---- Given records
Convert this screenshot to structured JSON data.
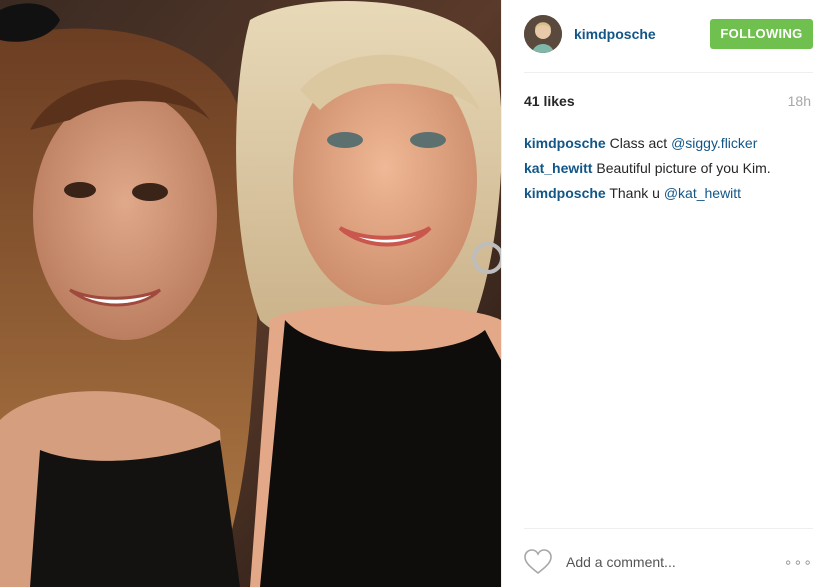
{
  "post": {
    "username": "kimdposche",
    "follow_label": "FOLLOWING",
    "likes": "41 likes",
    "time": "18h"
  },
  "comments": [
    {
      "user": "kimdposche",
      "text": "Class act ",
      "mention": "@siggy.flicker"
    },
    {
      "user": "kat_hewitt",
      "text": "Beautiful picture of you Kim.",
      "mention": ""
    },
    {
      "user": "kimdposche",
      "text": "Thank u ",
      "mention": "@kat_hewitt"
    }
  ],
  "footer": {
    "add_comment_placeholder": "Add a comment...",
    "more_label": "∘∘∘"
  },
  "icons": {
    "like": "heart-icon",
    "more": "more-options-icon"
  },
  "colors": {
    "link": "#125688",
    "follow_button": "#70c050",
    "muted": "#a5a7aa"
  }
}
--------
What to produce —
All entries must be written out again exactly as given, with no pictures in the copy.

Response —
Convert this screenshot to structured JSON data.
{
  "post": {
    "username": "kimdposche",
    "follow_label": "FOLLOWING",
    "likes": "41 likes",
    "time": "18h"
  },
  "comments": [
    {
      "user": "kimdposche",
      "text": "Class act ",
      "mention": "@siggy.flicker"
    },
    {
      "user": "kat_hewitt",
      "text": "Beautiful picture of you Kim.",
      "mention": ""
    },
    {
      "user": "kimdposche",
      "text": "Thank u ",
      "mention": "@kat_hewitt"
    }
  ],
  "footer": {
    "add_comment_placeholder": "Add a comment...",
    "more_label": "∘∘∘"
  },
  "icons": {
    "like": "heart-icon",
    "more": "more-options-icon"
  },
  "colors": {
    "link": "#125688",
    "follow_button": "#70c050",
    "muted": "#a5a7aa"
  }
}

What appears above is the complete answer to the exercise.